# [Problem to work on]
Can you reproduce the data beneath, keeping every line exact?

# [Data in this exercise]
....................

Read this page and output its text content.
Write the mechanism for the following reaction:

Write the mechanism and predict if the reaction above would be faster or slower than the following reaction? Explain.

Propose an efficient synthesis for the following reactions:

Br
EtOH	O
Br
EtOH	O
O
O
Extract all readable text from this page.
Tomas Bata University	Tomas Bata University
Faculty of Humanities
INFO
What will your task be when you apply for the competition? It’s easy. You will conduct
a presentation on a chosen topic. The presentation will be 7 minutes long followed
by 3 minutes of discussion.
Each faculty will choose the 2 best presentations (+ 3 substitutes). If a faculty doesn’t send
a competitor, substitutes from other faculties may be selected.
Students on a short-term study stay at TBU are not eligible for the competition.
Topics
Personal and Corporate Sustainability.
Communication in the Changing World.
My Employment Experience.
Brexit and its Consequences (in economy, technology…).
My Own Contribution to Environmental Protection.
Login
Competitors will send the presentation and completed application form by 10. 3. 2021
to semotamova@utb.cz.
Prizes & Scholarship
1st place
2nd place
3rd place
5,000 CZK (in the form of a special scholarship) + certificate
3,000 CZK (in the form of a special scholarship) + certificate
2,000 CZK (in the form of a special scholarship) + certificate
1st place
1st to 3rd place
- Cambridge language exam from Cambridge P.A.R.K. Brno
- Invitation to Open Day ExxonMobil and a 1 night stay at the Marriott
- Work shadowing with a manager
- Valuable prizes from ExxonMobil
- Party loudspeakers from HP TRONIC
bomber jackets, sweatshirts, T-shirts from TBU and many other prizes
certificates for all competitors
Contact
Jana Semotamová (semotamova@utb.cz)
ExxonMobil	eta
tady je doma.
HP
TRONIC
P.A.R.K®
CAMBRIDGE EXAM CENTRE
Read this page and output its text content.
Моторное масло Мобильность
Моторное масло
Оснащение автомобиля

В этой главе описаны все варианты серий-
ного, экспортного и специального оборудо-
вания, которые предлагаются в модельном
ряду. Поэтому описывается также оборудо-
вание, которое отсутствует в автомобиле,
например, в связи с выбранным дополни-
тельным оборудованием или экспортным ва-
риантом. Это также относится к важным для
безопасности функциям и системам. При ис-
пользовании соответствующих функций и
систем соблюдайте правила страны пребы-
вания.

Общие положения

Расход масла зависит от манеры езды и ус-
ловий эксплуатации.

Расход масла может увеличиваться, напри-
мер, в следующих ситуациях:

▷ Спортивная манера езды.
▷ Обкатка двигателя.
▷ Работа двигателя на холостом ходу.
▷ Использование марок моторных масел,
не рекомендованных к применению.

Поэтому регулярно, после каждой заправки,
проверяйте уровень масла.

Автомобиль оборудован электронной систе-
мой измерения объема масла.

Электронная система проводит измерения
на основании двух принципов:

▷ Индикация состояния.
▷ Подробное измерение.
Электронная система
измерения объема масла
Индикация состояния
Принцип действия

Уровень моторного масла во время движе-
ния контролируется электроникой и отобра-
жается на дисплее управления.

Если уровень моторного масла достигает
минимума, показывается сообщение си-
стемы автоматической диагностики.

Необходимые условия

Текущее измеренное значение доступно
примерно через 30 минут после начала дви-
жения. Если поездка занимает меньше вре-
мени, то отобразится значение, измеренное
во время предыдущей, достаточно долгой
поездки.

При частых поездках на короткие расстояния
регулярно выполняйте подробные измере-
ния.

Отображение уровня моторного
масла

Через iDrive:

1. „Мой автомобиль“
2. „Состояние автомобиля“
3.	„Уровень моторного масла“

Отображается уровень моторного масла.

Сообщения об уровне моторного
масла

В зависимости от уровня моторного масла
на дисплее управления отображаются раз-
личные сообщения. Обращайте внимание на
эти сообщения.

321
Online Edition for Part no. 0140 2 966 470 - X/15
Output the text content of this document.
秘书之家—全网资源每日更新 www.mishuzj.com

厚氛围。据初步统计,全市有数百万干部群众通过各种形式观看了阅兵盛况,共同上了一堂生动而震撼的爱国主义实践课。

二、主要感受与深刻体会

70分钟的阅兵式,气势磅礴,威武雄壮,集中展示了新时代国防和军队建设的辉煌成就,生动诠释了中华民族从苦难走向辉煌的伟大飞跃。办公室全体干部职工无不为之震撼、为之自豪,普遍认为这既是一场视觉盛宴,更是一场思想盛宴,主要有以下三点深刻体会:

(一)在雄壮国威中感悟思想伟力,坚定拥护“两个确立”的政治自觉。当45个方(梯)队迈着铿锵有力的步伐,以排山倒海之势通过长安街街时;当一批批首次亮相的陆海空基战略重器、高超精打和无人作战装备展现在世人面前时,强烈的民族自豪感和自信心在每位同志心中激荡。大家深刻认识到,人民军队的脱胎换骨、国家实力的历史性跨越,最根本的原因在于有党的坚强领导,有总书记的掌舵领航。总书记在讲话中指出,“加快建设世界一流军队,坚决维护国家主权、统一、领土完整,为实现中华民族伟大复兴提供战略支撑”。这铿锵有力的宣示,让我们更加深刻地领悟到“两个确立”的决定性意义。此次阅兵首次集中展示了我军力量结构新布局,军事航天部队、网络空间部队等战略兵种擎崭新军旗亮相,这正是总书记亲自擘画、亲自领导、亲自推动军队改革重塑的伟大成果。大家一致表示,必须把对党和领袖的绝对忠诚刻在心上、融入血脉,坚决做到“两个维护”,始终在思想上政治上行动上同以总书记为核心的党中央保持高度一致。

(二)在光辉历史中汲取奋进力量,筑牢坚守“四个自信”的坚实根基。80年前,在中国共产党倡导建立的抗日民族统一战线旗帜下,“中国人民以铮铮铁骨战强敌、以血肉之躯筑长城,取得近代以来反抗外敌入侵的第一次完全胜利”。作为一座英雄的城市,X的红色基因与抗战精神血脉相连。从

....................

# [Written reply]
Read this page and output its text content.
Write the mechanism for the following reaction:

Write the mechanism and predict if the reaction above would be faster or slower than the following reaction? Explain.

Propose an efficient synthesis for the following reactions:

Br
EtOH	O
Br
EtOH	O
O
O
Extract all readable text from this page.
Tomas Bata University	Tomas Bata University
Faculty of Humanities
INFO
What will your task be when you apply for the competition? It’s easy. You will conduct
a presentation on a chosen topic. The presentation will be 7 minutes long followed
by 3 minutes of discussion.
Each faculty will choose the 2 best presentations (+ 3 substitutes). If a faculty doesn’t send
a competitor, substitutes from other faculties may be selected.
Students on a short-term study stay at TBU are not eligible for the competition.
Topics
Personal and Corporate Sustainability.
Communication in the Changing World.
My Employment Experience.
Brexit and its Consequences (in economy, technology…).
My Own Contribution to Environmental Protection.
Login
Competitors will send the presentation and completed application form by 10. 3. 2021
to semotamova@utb.cz.
Prizes & Scholarship
1st place
2nd place
3rd place
5,000 CZK (in the form of a special scholarship) + certificate
3,000 CZK (in the form of a special scholarship) + certificate
2,000 CZK (in the form of a special scholarship) + certificate
1st place
1st to 3rd place
- Cambridge language exam from Cambridge P.A.R.K. Brno
- Invitation to Open Day ExxonMobil and a 1 night stay at the Marriott
- Work shadowing with a manager
- Valuable prizes from ExxonMobil
- Party loudspeakers from HP TRONIC
bomber jackets, sweatshirts, T-shirts from TBU and many other prizes
certificates for all competitors
Contact
Jana Semotamová (semotamova@utb.cz)
ExxonMobil	eta
tady je doma.
HP
TRONIC
P.A.R.K®
CAMBRIDGE EXAM CENTRE
Read this page and output its text content.
Моторное масло Мобильность
Моторное масло
Оснащение автомобиля

В этой главе описаны все варианты серий-
ного, экспортного и специального оборудо-
вания, которые предлагаются в модельном
ряду. Поэтому описывается также оборудо-
вание, которое отсутствует в автомобиле,
например, в связи с выбранным дополни-
тельным оборудованием или экспортным ва-
риантом. Это также относится к важным для
безопасности функциям и системам. При ис-
пользовании соответствующих функций и
систем соблюдайте правила страны пребы-
вания.

Общие положения

Расход масла зависит от манеры езды и ус-
ловий эксплуатации.

Расход масла может увеличиваться, напри-
мер, в следующих ситуациях:

▷ Спортивная манера езды.
▷ Обкатка двигателя.
▷ Работа двигателя на холостом ходу.
▷ Использование марок моторных масел,
не рекомендованных к применению.

Поэтому регулярно, после каждой заправки,
проверяйте уровень масла.

Автомобиль оборудован электронной систе-
мой измерения объема масла.

Электронная система проводит измерения
на основании двух принципов:

▷ Индикация состояния.
▷ Подробное измерение.
Электронная система
измерения объема масла
Индикация состояния
Принцип действия

Уровень моторного масла во время движе-
ния контролируется электроникой и отобра-
жается на дисплее управления.

Если уровень моторного масла достигает
минимума, показывается сообщение си-
стемы автоматической диагностики.

Необходимые условия

Текущее измеренное значение доступно
примерно через 30 минут после начала дви-
жения. Если поездка занимает меньше вре-
мени, то отобразится значение, измеренное
во время предыдущей, достаточно долгой
поездки.

При частых поездках на короткие расстояния
регулярно выполняйте подробные измере-
ния.

Отображение уровня моторного
масла

Через iDrive:

1. „Мой автомобиль“
2. „Состояние автомобиля“
3.	„Уровень моторного масла“

Отображается уровень моторного масла.

Сообщения об уровне моторного
масла

В зависимости от уровня моторного масла
на дисплее управления отображаются раз-
личные сообщения. Обращайте внимание на
эти сообщения.

321
Online Edition for Part no. 0140 2 966 470 - X/15
Output the text content of this document.
秘书之家—全网资源每日更新 www.mishuzj.com

厚氛围。据初步统计,全市有数百万干部群众通过各种形式观看了阅兵盛况,共同上了一堂生动而震撼的爱国主义实践课。

二、主要感受与深刻体会

70分钟的阅兵式,气势磅礴,威武雄壮,集中展示了新时代国防和军队建设的辉煌成就,生动诠释了中华民族从苦难走向辉煌的伟大飞跃。办公室全体干部职工无不为之震撼、为之自豪,普遍认为这既是一场视觉盛宴,更是一场思想盛宴,主要有以下三点深刻体会:

(一)在雄壮国威中感悟思想伟力,坚定拥护“两个确立”的政治自觉。当45个方(梯)队迈着铿锵有力的步伐,以排山倒海之势通过长安街街时;当一批批首次亮相的陆海空基战略重器、高超精打和无人作战装备展现在世人面前时,强烈的民族自豪感和自信心在每位同志心中激荡。大家深刻认识到,人民军队的脱胎换骨、国家实力的历史性跨越,最根本的原因在于有党的坚强领导,有总书记的掌舵领航。总书记在讲话中指出,“加快建设世界一流军队,坚决维护国家主权、统一、领土完整,为实现中华民族伟大复兴提供战略支撑”。这铿锵有力的宣示,让我们更加深刻地领悟到“两个确立”的决定性意义。此次阅兵首次集中展示了我军力量结构新布局,军事航天部队、网络空间部队等战略兵种擎崭新军旗亮相,这正是总书记亲自擘画、亲自领导、亲自推动军队改革重塑的伟大成果。大家一致表示,必须把对党和领袖的绝对忠诚刻在心上、融入血脉,坚决做到“两个维护”,始终在思想上政治上行动上同以总书记为核心的党中央保持高度一致。

(二)在光辉历史中汲取奋进力量,筑牢坚守“四个自信”的坚实根基。80年前,在中国共产党倡导建立的抗日民族统一战线旗帜下,“中国人民以铮铮铁骨战强敌、以血肉之躯筑长城,取得近代以来反抗外敌入侵的第一次完全胜利”。作为一座英雄的城市,X的红色基因与抗战精神血脉相连。从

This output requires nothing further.